To do. The records below are to be repeated in full, exactly as they are.

Source material.
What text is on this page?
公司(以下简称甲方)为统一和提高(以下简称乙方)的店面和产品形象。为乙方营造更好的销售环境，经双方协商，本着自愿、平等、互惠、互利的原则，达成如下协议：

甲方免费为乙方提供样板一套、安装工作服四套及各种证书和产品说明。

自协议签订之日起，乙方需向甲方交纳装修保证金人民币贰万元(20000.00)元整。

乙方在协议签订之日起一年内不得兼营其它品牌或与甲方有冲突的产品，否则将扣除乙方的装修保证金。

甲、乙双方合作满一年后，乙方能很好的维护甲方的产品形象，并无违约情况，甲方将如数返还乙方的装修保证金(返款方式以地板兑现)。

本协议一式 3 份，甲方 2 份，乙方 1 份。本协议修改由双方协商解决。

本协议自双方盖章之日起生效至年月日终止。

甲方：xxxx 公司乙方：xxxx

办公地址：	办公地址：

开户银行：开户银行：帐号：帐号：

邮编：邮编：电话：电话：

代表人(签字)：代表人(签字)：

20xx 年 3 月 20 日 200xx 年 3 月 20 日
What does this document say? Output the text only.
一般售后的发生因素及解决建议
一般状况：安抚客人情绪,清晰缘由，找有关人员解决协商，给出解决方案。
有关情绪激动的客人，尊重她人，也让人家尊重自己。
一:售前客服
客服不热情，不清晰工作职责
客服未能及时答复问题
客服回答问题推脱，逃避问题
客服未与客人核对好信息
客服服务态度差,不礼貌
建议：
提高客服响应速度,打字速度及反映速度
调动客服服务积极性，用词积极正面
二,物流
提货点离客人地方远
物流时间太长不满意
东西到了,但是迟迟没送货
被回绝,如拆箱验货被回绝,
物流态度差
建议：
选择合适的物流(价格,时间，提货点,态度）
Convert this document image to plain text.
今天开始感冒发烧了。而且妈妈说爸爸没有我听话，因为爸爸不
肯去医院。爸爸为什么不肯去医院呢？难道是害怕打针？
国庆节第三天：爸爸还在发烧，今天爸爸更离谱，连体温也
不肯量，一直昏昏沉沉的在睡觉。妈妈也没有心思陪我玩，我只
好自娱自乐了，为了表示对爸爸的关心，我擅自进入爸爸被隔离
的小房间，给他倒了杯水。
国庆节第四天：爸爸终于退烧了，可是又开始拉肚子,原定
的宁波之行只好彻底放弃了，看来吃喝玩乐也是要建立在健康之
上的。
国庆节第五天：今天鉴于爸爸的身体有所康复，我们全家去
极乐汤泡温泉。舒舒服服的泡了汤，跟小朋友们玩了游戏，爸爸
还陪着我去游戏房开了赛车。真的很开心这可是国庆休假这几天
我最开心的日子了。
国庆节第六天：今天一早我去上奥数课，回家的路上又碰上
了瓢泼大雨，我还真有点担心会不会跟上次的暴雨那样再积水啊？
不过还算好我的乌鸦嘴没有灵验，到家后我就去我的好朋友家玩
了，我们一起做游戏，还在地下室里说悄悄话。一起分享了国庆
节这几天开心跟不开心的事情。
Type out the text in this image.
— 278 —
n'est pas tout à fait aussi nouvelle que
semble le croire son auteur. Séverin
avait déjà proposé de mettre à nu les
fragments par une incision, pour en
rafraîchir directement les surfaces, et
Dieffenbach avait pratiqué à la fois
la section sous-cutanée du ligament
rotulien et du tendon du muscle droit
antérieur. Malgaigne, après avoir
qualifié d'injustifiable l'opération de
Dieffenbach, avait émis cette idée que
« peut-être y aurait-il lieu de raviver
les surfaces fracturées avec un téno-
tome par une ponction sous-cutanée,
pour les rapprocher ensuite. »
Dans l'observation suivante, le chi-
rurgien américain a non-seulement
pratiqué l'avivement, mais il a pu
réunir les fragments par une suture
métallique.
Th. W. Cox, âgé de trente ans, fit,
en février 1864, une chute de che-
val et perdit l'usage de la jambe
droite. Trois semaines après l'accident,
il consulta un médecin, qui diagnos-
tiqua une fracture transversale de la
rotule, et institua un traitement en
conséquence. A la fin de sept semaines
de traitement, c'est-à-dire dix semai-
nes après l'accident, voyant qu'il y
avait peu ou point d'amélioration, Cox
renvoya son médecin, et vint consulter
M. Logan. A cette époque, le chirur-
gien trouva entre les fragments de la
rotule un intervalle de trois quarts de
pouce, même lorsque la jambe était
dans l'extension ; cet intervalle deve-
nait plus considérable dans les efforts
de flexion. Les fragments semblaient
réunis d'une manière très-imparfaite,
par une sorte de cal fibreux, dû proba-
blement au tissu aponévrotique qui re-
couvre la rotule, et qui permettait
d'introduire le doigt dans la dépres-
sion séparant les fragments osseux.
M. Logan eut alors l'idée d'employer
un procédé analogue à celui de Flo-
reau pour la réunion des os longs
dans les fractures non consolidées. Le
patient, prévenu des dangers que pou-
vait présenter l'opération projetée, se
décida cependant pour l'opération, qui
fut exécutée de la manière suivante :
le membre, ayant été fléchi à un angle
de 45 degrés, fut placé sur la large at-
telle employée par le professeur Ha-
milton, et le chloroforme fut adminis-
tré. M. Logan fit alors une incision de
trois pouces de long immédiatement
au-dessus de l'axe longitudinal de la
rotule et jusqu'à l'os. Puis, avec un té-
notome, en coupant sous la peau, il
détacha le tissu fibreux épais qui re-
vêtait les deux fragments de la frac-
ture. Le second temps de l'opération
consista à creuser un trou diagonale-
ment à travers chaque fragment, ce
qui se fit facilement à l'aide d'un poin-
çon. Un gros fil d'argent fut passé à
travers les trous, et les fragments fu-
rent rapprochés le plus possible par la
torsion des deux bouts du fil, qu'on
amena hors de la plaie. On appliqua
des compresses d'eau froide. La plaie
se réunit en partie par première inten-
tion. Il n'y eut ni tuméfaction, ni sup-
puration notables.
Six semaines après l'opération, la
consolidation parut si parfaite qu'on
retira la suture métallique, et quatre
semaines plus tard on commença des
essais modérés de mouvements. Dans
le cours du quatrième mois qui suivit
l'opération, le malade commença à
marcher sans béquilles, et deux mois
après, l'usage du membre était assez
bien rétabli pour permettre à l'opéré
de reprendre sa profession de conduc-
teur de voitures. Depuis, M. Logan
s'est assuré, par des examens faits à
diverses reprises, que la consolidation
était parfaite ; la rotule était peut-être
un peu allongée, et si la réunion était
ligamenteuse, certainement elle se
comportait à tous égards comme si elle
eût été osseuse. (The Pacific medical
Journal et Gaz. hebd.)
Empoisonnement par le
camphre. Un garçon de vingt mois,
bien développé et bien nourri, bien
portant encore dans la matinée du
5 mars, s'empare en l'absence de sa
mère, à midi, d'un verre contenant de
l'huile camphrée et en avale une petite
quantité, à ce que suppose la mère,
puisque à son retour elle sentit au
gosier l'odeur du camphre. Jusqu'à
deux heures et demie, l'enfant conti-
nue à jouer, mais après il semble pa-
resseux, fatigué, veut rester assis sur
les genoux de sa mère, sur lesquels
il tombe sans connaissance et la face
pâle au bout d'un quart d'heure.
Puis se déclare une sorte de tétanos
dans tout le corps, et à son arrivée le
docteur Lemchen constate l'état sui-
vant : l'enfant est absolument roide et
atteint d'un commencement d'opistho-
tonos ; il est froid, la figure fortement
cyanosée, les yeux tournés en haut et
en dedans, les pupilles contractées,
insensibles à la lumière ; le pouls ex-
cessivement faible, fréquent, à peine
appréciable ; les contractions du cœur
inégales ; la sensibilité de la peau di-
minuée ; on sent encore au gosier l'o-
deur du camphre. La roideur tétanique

Task result.
What text is on this page?
公司(以下简称甲方)为统一和提高(以下简称乙方)的店面和产品形象。为乙方营造更好的销售环境，经双方协商，本着自愿、平等、互惠、互利的原则，达成如下协议：

甲方免费为乙方提供样板一套、安装工作服四套及各种证书和产品说明。

自协议签订之日起，乙方需向甲方交纳装修保证金人民币贰万元(20000.00)元整。

乙方在协议签订之日起一年内不得兼营其它品牌或与甲方有冲突的产品，否则将扣除乙方的装修保证金。

甲、乙双方合作满一年后，乙方能很好的维护甲方的产品形象，并无违约情况，甲方将如数返还乙方的装修保证金(返款方式以地板兑现)。

本协议一式 3 份，甲方 2 份，乙方 1 份。本协议修改由双方协商解决。

本协议自双方盖章之日起生效至年月日终止。

甲方：xxxx 公司乙方：xxxx

办公地址：	办公地址：

开户银行：开户银行：帐号：帐号：

邮编：邮编：电话：电话：

代表人(签字)：代表人(签字)：

20xx 年 3 月 20 日 200xx 年 3 月 20 日
What does this document say? Output the text only.
一般售后的发生因素及解决建议
一般状况：安抚客人情绪,清晰缘由，找有关人员解决协商，给出解决方案。
有关情绪激动的客人，尊重她人，也让人家尊重自己。
一:售前客服
客服不热情，不清晰工作职责
客服未能及时答复问题
客服回答问题推脱，逃避问题
客服未与客人核对好信息
客服服务态度差,不礼貌
建议：
提高客服响应速度,打字速度及反映速度
调动客服服务积极性，用词积极正面
二,物流
提货点离客人地方远
物流时间太长不满意
东西到了,但是迟迟没送货
被回绝,如拆箱验货被回绝,
物流态度差
建议：
选择合适的物流(价格,时间，提货点,态度）
Convert this document image to plain text.
今天开始感冒发烧了。而且妈妈说爸爸没有我听话，因为爸爸不
肯去医院。爸爸为什么不肯去医院呢？难道是害怕打针？
国庆节第三天：爸爸还在发烧，今天爸爸更离谱，连体温也
不肯量，一直昏昏沉沉的在睡觉。妈妈也没有心思陪我玩，我只
好自娱自乐了，为了表示对爸爸的关心，我擅自进入爸爸被隔离
的小房间，给他倒了杯水。
国庆节第四天：爸爸终于退烧了，可是又开始拉肚子,原定
的宁波之行只好彻底放弃了，看来吃喝玩乐也是要建立在健康之
上的。
国庆节第五天：今天鉴于爸爸的身体有所康复，我们全家去
极乐汤泡温泉。舒舒服服的泡了汤，跟小朋友们玩了游戏，爸爸
还陪着我去游戏房开了赛车。真的很开心这可是国庆休假这几天
我最开心的日子了。
国庆节第六天：今天一早我去上奥数课，回家的路上又碰上
了瓢泼大雨，我还真有点担心会不会跟上次的暴雨那样再积水啊？
不过还算好我的乌鸦嘴没有灵验，到家后我就去我的好朋友家玩
了，我们一起做游戏，还在地下室里说悄悄话。一起分享了国庆
节这几天开心跟不开心的事情。
Type out the text in this image.
— 278 —
n'est pas tout à fait aussi nouvelle que
semble le croire son auteur. Séverin
avait déjà proposé de mettre à nu les
fragments par une incision, pour en
rafraîchir directement les surfaces, et
Dieffenbach avait pratiqué à la fois
la section sous-cutanée du ligament
rotulien et du tendon du muscle droit
antérieur. Malgaigne, après avoir
qualifié d'injustifiable l'opération de
Dieffenbach, avait émis cette idée que
« peut-être y aurait-il lieu de raviver
les surfaces fracturées avec un téno-
tome par une ponction sous-cutanée,
pour les rapprocher ensuite. »
Dans l'observation suivante, le chi-
rurgien américain a non-seulement
pratiqué l'avivement, mais il a pu
réunir les fragments par une suture
métallique.
Th. W. Cox, âgé de trente ans, fit,
en février 1864, une chute de che-
val et perdit l'usage de la jambe
droite. Trois semaines après l'accident,
il consulta un médecin, qui diagnos-
tiqua une fracture transversale de la
rotule, et institua un traitement en
conséquence. A la fin de sept semaines
de traitement, c'est-à-dire dix semai-
nes après l'accident, voyant qu'il y
avait peu ou point d'amélioration, Cox
renvoya son médecin, et vint consulter
M. Logan. A cette époque, le chirur-
gien trouva entre les fragments de la
rotule un intervalle de trois quarts de
pouce, même lorsque la jambe était
dans l'extension ; cet intervalle deve-
nait plus considérable dans les efforts
de flexion. Les fragments semblaient
réunis d'une manière très-imparfaite,
par une sorte de cal fibreux, dû proba-
blement au tissu aponévrotique qui re-
couvre la rotule, et qui permettait
d'introduire le doigt dans la dépres-
sion séparant les fragments osseux.
M. Logan eut alors l'idée d'employer
un procédé analogue à celui de Flo-
reau pour la réunion des os longs
dans les fractures non consolidées. Le
patient, prévenu des dangers que pou-
vait présenter l'opération projetée, se
décida cependant pour l'opération, qui
fut exécutée de la manière suivante :
le membre, ayant été fléchi à un angle
de 45 degrés, fut placé sur la large at-
telle employée par le professeur Ha-
milton, et le chloroforme fut adminis-
tré. M. Logan fit alors une incision de
trois pouces de long immédiatement
au-dessus de l'axe longitudinal de la
rotule et jusqu'à l'os. Puis, avec un té-
notome, en coupant sous la peau, il
détacha le tissu fibreux épais qui re-
vêtait les deux fragments de la frac-
ture. Le second temps de l'opération
consista à creuser un trou diagonale-
ment à travers chaque fragment, ce
qui se fit facilement à l'aide d'un poin-
çon. Un gros fil d'argent fut passé à
travers les trous, et les fragments fu-
rent rapprochés le plus possible par la
torsion des deux bouts du fil, qu'on
amena hors de la plaie. On appliqua
des compresses d'eau froide. La plaie
se réunit en partie par première inten-
tion. Il n'y eut ni tuméfaction, ni sup-
puration notables.
Six semaines après l'opération, la
consolidation parut si parfaite qu'on
retira la suture métallique, et quatre
semaines plus tard on commença des
essais modérés de mouvements. Dans
le cours du quatrième mois qui suivit
l'opération, le malade commença à
marcher sans béquilles, et deux mois
après, l'usage du membre était assez
bien rétabli pour permettre à l'opéré
de reprendre sa profession de conduc-
teur de voitures. Depuis, M. Logan
s'est assuré, par des examens faits à
diverses reprises, que la consolidation
était parfaite ; la rotule était peut-être
un peu allongée, et si la réunion était
ligamenteuse, certainement elle se
comportait à tous égards comme si elle
eût été osseuse. (The Pacific medical
Journal et Gaz. hebd.)
Empoisonnement par le
camphre. Un garçon de vingt mois,
bien développé et bien nourri, bien
portant encore dans la matinée du
5 mars, s'empare en l'absence de sa
mère, à midi, d'un verre contenant de
l'huile camphrée et en avale une petite
quantité, à ce que suppose la mère,
puisque à son retour elle sentit au
gosier l'odeur du camphre. Jusqu'à
deux heures et demie, l'enfant conti-
nue à jouer, mais après il semble pa-
resseux, fatigué, veut rester assis sur
les genoux de sa mère, sur lesquels
il tombe sans connaissance et la face
pâle au bout d'un quart d'heure.
Puis se déclare une sorte de tétanos
dans tout le corps, et à son arrivée le
docteur Lemchen constate l'état sui-
vant : l'enfant est absolument roide et
atteint d'un commencement d'opistho-
tonos ; il est froid, la figure fortement
cyanosée, les yeux tournés en haut et
en dedans, les pupilles contractées,
insensibles à la lumière ; le pouls ex-
cessivement faible, fréquent, à peine
appréciable ; les contractions du cœur
inégales ; la sensibilité de la peau di-
minuée ; on sent encore au gosier l'o-
deur du camphre. La roideur tétanique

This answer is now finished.